* [Dataset]:

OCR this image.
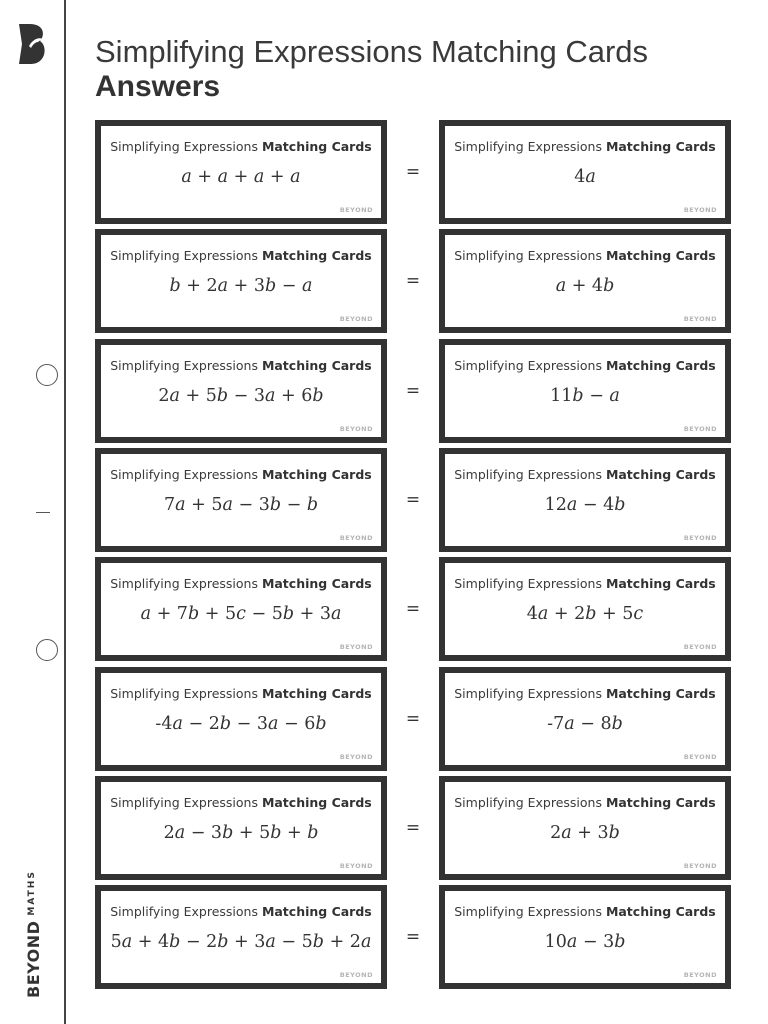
$BEYOND^{MATHS}$
Simplifying Expressions Matching Cards
Answers
Simplifying Expressions Matching Cards
a + a + a + a
BEYOND
=
Simplifying Expressions Matching Cards
4a
BEYOND
Simplifying Expressions Matching Cards
b + 2a + 3b − a
BEYOND
=
Simplifying Expressions Matching Cards
a + 4b
BEYOND
Simplifying Expressions Matching Cards
2a + 5b − 3a + 6b
BEYOND
=
Simplifying Expressions Matching Cards
11b − a
BEYOND
Simplifying Expressions Matching Cards
7a + 5a − 3b − b
BEYOND
=
Simplifying Expressions Matching Cards
12a − 4b
BEYOND
Simplifying Expressions Matching Cards
a + 7b + 5c − 5b + 3a
BEYOND
=
Simplifying Expressions Matching Cards
4a + 2b + 5c
BEYOND
Simplifying Expressions Matching Cards
-4a − 2b − 3a − 6b
BEYOND
=
Simplifying Expressions Matching Cards
-7a − 8b
BEYOND
Simplifying Expressions Matching Cards
2a − 3b + 5b + b
BEYOND
=
Simplifying Expressions Matching Cards
2a + 3b
BEYOND
Simplifying Expressions Matching Cards
5a + 4b − 2b + 3a − 5b + 2a
BEYOND
=
Simplifying Expressions Matching Cards
10a − 3b
BEYOND
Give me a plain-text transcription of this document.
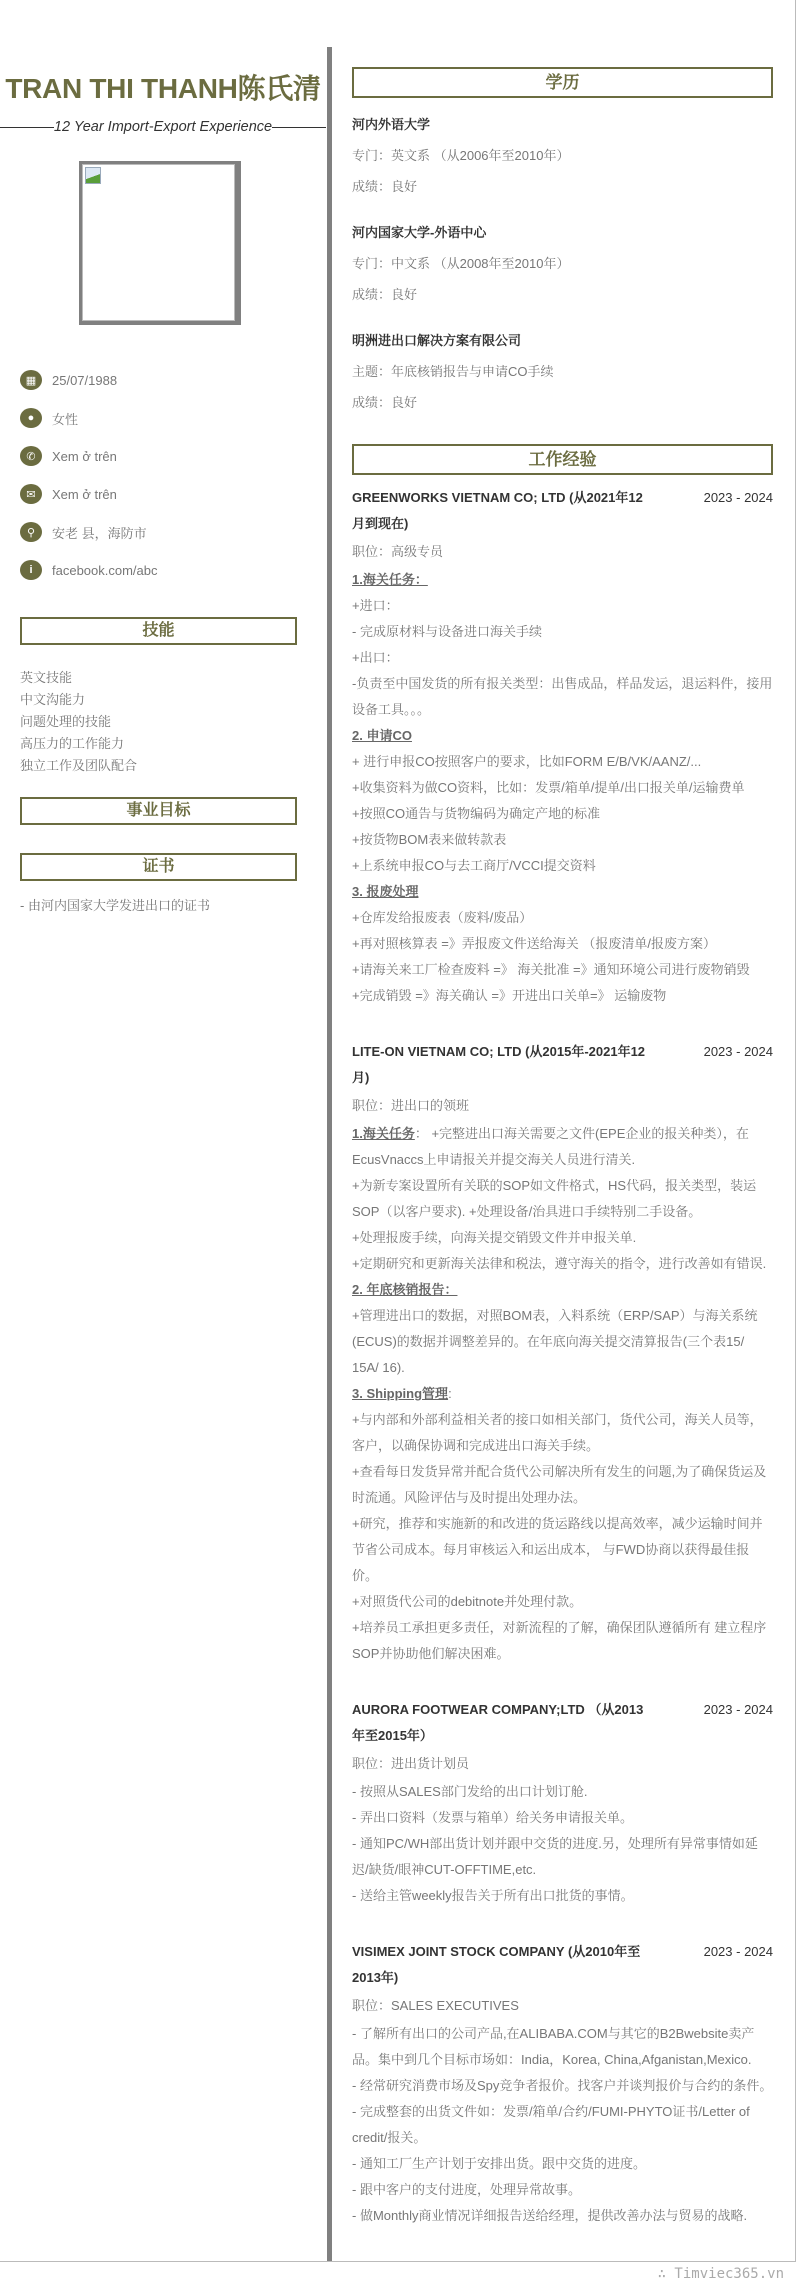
TRAN THI THANH陈氏清
12 Year Import-Export Experience
▦	25/07/1988
●	女性
✆	Xem ở trên
✉	Xem ở trên
⚲	安老 县，海防市
i	facebook.com/abc
技能
英文技能
中文沟能力
问题处理的技能
高压力的工作能力
独立工作及团队配合
事业目标
证书
- 由河内国家大学发进出口的证书
学历
河内外语大学
专门：英文系 （从2006年至2010年）
成绩：良好
河内国家大学-外语中心
专门：中文系 （从2008年至2010年）
成绩：良好
明洲进出口解决方案有限公司
主题：年底核销报告与申请CO手续
成绩：良好
工作经验
GREENWORKS VIETNAM CO; LTD (从2021年12月到现在)
2023 - 2024
职位：高级专员
1.海关任务：
+进口：
- 完成原材料与设备进口海关手续
+出口：
-负责至中国发货的所有报关类型：出售成品，样品发运，退运料件，接用设备工具。。。
2. 申请CO
+ 进行申报CO按照客户的要求，比如FORM E/B/VK/AANZ/...
+收集资料为做CO资料，比如：发票/箱单/提单/出口报关单/运输费单
+按照CO通告与货物编码为确定产地的标准
+按货物BOM表来做转款表
+上系统申报CO与去工商厅/VCCI提交资料
3. 报废处理
+仓库发给报废表（废料/废品）
+再对照核算表 =》弄报废文件送给海关 （报废清单/报废方案）
+请海关来工厂检查废料 =》 海关批准 =》通知环境公司进行废物销毁
+完成销毁 =》海关确认 =》开进出口关单=》 运输废物
LITE-ON VIETNAM CO; LTD (从2015年-2021年12月)
2023 - 2024
职位：进出口的领班
1.海关任务： +完整进出口海关需要之文件(EPE企业的报关种类），在EcusVnaccs上申请报关并提交海关人员进行清关.
+为新专案设置所有关联的SOP如文件格式，HS代码，报关类型，装运SOP（以客户要求). +处理设备/治具进口手续特别二手设备。
+处理报废手续，向海关提交销毁文件并申报关单.
+定期研究和更新海关法律和税法，遵守海关的指令，进行改善如有错误.
2. 年底核销报告：
+管理进出口的数据，对照BOM表，入料系统（ERP/SAP）与海关系统(ECUS)的数据并调整差异的。在年底向海关提交清算报告(三个表15/ 15A/ 16).
3. Shipping管理:
+与内部和外部利益相关者的接口如相关部门，货代公司，海关人员等，客户，以确保协调和完成进出口海关手续。
+查看每日发货异常并配合货代公司解决所有发生的问题,为了确保货运及时流通。风险评估与及时提出处理办法。
+研究，推荐和实施新的和改进的货运路线以提高效率，减少运输时间并节省公司成本。每月审核运入和运出成本， 与FWD协商以获得最佳报价。
+对照货代公司的debitnote并处理付款。
+培养员工承担更多责任，对新流程的了解，确保团队遵循所有 建立程序SOP并协助他们解决困难。
AURORA FOOTWEAR COMPANY;LTD （从2013年至2015年）
2023 - 2024
职位：进出货计划员
- 按照从SALES部门发给的出口计划订舱.
- 弄出口资料（发票与箱单）给关务申请报关单。
- 通知PC/WH部出货计划并跟中交货的进度.另，处理所有异常事情如延迟/缺货/眼神CUT-OFFTIME,etc.
- 送给主管weekly报告关于所有出口批货的事情。
VISIMEX JOINT STOCK COMPANY (从2010年至2013年)
2023 - 2024
职位：SALES EXECUTIVES
- 了解所有出口的公司产品,在ALIBABA.COM与其它的B2Bwebsite卖产品。集中到几个目标市场如：India，Korea, China,Afganistan,Mexico.
- 经常研究消费市场及Spy竞争者报价。找客户并谈判报价与合约的条件。
- 完成整套的出货文件如：发票/箱单/合约/FUMI-PHYTO证书/Letter of credit/报关。
- 通知工厂生产计划于安排出货。跟中交货的进度。
- 跟中客户的支付进度，处理异常故事。
- 做Monthly商业情况详细报告送给经理，提供改善办法与贸易的战略.
∴ Timviec365.vn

* [What to produce]:
Extract all the data above exactly, excluding every picture.

* [Response]:
OCR this image.
$BEYOND^{MATHS}$
Simplifying Expressions Matching Cards
Answers
Simplifying Expressions Matching Cards
a + a + a + a
BEYOND
=
Simplifying Expressions Matching Cards
4a
BEYOND
Simplifying Expressions Matching Cards
b + 2a + 3b − a
BEYOND
=
Simplifying Expressions Matching Cards
a + 4b
BEYOND
Simplifying Expressions Matching Cards
2a + 5b − 3a + 6b
BEYOND
=
Simplifying Expressions Matching Cards
11b − a
BEYOND
Simplifying Expressions Matching Cards
7a + 5a − 3b − b
BEYOND
=
Simplifying Expressions Matching Cards
12a − 4b
BEYOND
Simplifying Expressions Matching Cards
a + 7b + 5c − 5b + 3a
BEYOND
=
Simplifying Expressions Matching Cards
4a + 2b + 5c
BEYOND
Simplifying Expressions Matching Cards
-4a − 2b − 3a − 6b
BEYOND
=
Simplifying Expressions Matching Cards
-7a − 8b
BEYOND
Simplifying Expressions Matching Cards
2a − 3b + 5b + b
BEYOND
=
Simplifying Expressions Matching Cards
2a + 3b
BEYOND
Simplifying Expressions Matching Cards
5a + 4b − 2b + 3a − 5b + 2a
BEYOND
=
Simplifying Expressions Matching Cards
10a − 3b
BEYOND
Give me a plain-text transcription of this document.
TRAN THI THANH陈氏清
12 Year Import-Export Experience
▦	25/07/1988
●	女性
✆	Xem ở trên
✉	Xem ở trên
⚲	安老 县，海防市
i	facebook.com/abc
技能
英文技能
中文沟能力
问题处理的技能
高压力的工作能力
独立工作及团队配合
事业目标
证书
- 由河内国家大学发进出口的证书
学历
河内外语大学
专门：英文系 （从2006年至2010年）
成绩：良好
河内国家大学-外语中心
专门：中文系 （从2008年至2010年）
成绩：良好
明洲进出口解决方案有限公司
主题：年底核销报告与申请CO手续
成绩：良好
工作经验
GREENWORKS VIETNAM CO; LTD (从2021年12月到现在)
2023 - 2024
职位：高级专员
1.海关任务：
+进口：
- 完成原材料与设备进口海关手续
+出口：
-负责至中国发货的所有报关类型：出售成品，样品发运，退运料件，接用设备工具。。。
2. 申请CO
+ 进行申报CO按照客户的要求，比如FORM E/B/VK/AANZ/...
+收集资料为做CO资料，比如：发票/箱单/提单/出口报关单/运输费单
+按照CO通告与货物编码为确定产地的标准
+按货物BOM表来做转款表
+上系统申报CO与去工商厅/VCCI提交资料
3. 报废处理
+仓库发给报废表（废料/废品）
+再对照核算表 =》弄报废文件送给海关 （报废清单/报废方案）
+请海关来工厂检查废料 =》 海关批准 =》通知环境公司进行废物销毁
+完成销毁 =》海关确认 =》开进出口关单=》 运输废物
LITE-ON VIETNAM CO; LTD (从2015年-2021年12月)
2023 - 2024
职位：进出口的领班
1.海关任务： +完整进出口海关需要之文件(EPE企业的报关种类），在EcusVnaccs上申请报关并提交海关人员进行清关.
+为新专案设置所有关联的SOP如文件格式，HS代码，报关类型，装运SOP（以客户要求). +处理设备/治具进口手续特别二手设备。
+处理报废手续，向海关提交销毁文件并申报关单.
+定期研究和更新海关法律和税法，遵守海关的指令，进行改善如有错误.
2. 年底核销报告：
+管理进出口的数据，对照BOM表，入料系统（ERP/SAP）与海关系统(ECUS)的数据并调整差异的。在年底向海关提交清算报告(三个表15/ 15A/ 16).
3. Shipping管理:
+与内部和外部利益相关者的接口如相关部门，货代公司，海关人员等，客户，以确保协调和完成进出口海关手续。
+查看每日发货异常并配合货代公司解决所有发生的问题,为了确保货运及时流通。风险评估与及时提出处理办法。
+研究，推荐和实施新的和改进的货运路线以提高效率，减少运输时间并节省公司成本。每月审核运入和运出成本， 与FWD协商以获得最佳报价。
+对照货代公司的debitnote并处理付款。
+培养员工承担更多责任，对新流程的了解，确保团队遵循所有 建立程序SOP并协助他们解决困难。
AURORA FOOTWEAR COMPANY;LTD （从2013年至2015年）
2023 - 2024
职位：进出货计划员
- 按照从SALES部门发给的出口计划订舱.
- 弄出口资料（发票与箱单）给关务申请报关单。
- 通知PC/WH部出货计划并跟中交货的进度.另，处理所有异常事情如延迟/缺货/眼神CUT-OFFTIME,etc.
- 送给主管weekly报告关于所有出口批货的事情。
VISIMEX JOINT STOCK COMPANY (从2010年至2013年)
2023 - 2024
职位：SALES EXECUTIVES
- 了解所有出口的公司产品,在ALIBABA.COM与其它的B2Bwebsite卖产品。集中到几个目标市场如：India，Korea, China,Afganistan,Mexico.
- 经常研究消费市场及Spy竞争者报价。找客户并谈判报价与合约的条件。
- 完成整套的出货文件如：发票/箱单/合约/FUMI-PHYTO证书/Letter of credit/报关。
- 通知工厂生产计划于安排出货。跟中交货的进度。
- 跟中客户的支付进度，处理异常故事。
- 做Monthly商业情况详细报告送给经理，提供改善办法与贸易的战略.
∴ Timviec365.vn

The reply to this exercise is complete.